[EXERCISES]:
1. Translate this sentence from the forum thread on filling missing ids into Spanish: "I am assuming this can be done without loops."
2. In the forum thread on filling missing ids, what does the first reply say to create before using loc to fill in the missing values?

[PROVIDED TEXT]:
- - -
The most important from the table below is to fill missing NILs from the id
column based on anything that matches in the type
column (see end result).
Current table:
id | type |
---|---|
26235 | fruit |
26235 | veggie |
32256 | NIL |
NIL | pawn |
12415 | NIL |
NIL | fruit |
NIL | veggie |
24145 | pawn |
End result:
id | type |
---|---|
26235 | fruit |
26235 | veggie |
32256 | NIL |
24145 | pawn |
12415 | NIL |
26235 | fruit |
26235 | veggie |
24145 | pawn |
I am assuming this can be done without loops. Thank you for your help!
CodePudding user response:
here is one way to do it
create a dictionary of type and id, and then using loc to fill in the missing values
d=df[df['id'].ne('NIL')].drop_duplicates(subset=['type']).to_dict()
df.loc[df['id'].eq('NIL'), 'id'] = df['type'].map(d)
df
id type
0 26235 fruit
1 26235 veggie
2 32256 NIL
3 24145 pawn
4 12415 NIL
5 26235 fruit
6 26235 veggie
7 24145 pawn
CodePudding user response:
You can do:
d = df.loc[(df.id != 'NIL') & (df.type != 'NIL')].set_index('type')['id']
df.loc[df.id =='NIL', 'id'] = df.loc[df.id == 'NIL', 'type'].map(d)
print(df):
id type
0 26235 fruit
1 26235 veggie
2 32256 NIL
3 24145 pawn
4 12415 NIL
5 26235 fruit
6 26235 veggie
7 24145 pawn
- - -
[INPUT DATA]:
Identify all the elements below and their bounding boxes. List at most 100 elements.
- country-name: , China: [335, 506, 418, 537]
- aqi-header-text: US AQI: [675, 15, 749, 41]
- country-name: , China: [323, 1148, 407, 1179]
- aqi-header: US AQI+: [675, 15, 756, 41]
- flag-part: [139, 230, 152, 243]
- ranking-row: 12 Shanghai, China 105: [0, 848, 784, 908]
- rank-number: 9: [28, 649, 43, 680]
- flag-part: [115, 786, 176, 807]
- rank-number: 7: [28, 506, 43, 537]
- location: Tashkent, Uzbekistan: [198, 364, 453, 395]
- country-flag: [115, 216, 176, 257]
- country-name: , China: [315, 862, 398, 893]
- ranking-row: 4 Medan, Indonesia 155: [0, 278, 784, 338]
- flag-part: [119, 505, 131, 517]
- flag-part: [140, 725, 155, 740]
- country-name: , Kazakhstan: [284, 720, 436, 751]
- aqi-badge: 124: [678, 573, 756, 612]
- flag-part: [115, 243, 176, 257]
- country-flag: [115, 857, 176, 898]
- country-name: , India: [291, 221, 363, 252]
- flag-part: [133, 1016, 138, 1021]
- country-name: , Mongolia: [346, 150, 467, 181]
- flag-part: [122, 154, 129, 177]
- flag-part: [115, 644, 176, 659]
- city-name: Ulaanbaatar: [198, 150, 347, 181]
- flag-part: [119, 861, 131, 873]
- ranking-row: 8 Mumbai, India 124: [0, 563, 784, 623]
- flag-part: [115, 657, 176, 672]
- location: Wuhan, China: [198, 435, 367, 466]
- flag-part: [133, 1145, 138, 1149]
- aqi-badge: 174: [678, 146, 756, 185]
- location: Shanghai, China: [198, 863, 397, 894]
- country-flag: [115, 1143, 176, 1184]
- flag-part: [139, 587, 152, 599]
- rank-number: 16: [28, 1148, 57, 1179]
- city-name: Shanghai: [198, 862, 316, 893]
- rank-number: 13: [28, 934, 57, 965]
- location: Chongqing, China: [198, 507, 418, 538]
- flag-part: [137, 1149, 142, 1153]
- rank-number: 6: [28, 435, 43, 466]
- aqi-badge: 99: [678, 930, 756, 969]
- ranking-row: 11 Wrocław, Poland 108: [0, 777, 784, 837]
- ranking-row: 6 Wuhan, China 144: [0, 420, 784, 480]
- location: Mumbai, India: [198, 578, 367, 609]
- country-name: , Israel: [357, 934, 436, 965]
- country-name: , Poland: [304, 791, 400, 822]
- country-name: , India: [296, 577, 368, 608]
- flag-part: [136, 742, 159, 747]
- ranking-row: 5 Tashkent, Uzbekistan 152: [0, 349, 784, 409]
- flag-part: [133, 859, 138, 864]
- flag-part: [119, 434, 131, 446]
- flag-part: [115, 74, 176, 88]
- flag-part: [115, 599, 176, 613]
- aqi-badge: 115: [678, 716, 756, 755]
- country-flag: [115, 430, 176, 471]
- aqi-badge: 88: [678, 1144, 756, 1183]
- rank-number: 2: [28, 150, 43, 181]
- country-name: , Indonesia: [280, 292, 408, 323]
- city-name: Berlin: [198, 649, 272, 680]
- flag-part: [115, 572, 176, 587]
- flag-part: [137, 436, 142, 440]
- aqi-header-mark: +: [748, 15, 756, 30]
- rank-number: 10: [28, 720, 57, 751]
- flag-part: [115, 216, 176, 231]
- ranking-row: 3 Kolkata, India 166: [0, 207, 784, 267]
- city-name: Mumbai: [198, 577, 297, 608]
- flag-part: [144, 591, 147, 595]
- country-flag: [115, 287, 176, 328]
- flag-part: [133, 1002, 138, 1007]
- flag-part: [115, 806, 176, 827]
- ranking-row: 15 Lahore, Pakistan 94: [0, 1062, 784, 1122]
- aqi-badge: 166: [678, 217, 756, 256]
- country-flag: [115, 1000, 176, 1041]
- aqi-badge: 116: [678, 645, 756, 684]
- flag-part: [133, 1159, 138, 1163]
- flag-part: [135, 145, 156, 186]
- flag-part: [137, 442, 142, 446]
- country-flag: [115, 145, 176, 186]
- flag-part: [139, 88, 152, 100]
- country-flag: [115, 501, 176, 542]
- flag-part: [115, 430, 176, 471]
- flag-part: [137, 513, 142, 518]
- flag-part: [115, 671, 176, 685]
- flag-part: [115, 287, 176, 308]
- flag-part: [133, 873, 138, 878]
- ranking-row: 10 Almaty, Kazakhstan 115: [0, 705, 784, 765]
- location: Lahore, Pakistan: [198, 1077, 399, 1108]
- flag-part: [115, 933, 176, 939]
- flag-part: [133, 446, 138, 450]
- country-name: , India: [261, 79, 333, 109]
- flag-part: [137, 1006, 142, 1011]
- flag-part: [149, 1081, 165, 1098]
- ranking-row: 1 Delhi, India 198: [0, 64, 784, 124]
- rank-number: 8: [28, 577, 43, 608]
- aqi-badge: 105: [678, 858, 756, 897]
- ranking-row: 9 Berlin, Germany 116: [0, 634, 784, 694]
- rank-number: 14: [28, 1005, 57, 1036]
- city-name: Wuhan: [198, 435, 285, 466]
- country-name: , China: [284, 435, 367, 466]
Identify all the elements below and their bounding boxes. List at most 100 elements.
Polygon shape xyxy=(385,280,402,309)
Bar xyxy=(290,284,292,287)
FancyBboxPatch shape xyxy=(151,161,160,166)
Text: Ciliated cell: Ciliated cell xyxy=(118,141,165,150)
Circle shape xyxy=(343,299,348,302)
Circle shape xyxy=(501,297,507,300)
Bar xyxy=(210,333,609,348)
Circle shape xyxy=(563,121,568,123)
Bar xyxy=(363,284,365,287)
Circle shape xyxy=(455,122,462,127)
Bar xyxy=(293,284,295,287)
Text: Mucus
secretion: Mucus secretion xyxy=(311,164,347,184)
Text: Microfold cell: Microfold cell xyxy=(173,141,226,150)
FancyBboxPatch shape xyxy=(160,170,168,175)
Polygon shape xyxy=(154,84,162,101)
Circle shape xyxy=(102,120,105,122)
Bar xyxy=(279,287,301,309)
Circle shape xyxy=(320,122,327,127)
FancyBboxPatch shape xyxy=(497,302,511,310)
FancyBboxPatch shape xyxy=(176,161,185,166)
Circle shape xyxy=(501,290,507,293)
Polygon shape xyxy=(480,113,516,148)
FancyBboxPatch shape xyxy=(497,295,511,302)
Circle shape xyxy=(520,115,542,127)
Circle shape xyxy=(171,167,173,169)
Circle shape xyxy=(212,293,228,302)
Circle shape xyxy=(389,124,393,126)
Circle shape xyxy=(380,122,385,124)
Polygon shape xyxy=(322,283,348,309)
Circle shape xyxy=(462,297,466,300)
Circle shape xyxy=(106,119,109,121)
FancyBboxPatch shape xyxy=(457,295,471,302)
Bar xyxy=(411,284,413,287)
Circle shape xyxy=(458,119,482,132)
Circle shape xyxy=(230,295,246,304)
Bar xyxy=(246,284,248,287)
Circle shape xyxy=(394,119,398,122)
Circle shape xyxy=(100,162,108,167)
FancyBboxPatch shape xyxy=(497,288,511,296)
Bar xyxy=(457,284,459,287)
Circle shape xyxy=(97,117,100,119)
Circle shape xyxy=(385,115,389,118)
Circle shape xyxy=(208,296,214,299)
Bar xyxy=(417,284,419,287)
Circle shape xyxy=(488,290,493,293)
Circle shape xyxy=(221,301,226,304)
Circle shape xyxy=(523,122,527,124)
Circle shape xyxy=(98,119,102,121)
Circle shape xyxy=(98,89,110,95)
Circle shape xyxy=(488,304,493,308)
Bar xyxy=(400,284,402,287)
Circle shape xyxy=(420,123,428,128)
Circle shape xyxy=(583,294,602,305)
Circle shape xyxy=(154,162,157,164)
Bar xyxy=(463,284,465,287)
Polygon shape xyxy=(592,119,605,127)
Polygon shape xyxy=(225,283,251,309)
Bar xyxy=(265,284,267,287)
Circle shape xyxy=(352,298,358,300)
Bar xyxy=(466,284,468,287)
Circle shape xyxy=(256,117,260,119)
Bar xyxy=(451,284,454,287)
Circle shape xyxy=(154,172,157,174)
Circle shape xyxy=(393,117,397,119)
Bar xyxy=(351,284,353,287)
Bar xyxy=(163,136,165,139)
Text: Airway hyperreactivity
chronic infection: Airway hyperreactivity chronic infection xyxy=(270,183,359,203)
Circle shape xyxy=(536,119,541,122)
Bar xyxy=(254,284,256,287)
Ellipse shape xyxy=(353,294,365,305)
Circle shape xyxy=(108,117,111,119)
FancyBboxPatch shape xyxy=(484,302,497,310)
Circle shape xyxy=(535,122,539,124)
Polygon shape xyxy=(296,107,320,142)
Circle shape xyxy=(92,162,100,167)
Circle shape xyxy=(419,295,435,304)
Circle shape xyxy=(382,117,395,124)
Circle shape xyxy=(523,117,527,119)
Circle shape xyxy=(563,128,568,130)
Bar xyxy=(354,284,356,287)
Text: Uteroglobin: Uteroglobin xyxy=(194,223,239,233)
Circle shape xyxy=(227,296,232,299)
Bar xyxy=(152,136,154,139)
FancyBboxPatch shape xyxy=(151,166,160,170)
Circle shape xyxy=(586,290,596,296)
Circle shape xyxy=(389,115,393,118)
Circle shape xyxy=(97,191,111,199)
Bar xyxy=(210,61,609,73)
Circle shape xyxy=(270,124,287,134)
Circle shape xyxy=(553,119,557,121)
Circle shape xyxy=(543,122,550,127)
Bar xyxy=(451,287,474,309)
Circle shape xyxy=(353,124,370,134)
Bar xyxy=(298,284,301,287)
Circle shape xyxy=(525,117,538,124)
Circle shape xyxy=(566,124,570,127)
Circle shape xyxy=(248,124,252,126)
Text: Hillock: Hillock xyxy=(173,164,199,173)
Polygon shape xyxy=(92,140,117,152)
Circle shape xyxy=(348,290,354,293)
- - -
[REPLIES]:
1. Supongo que esto se puede hacer sin bucles.

2. A dictionary of type and id.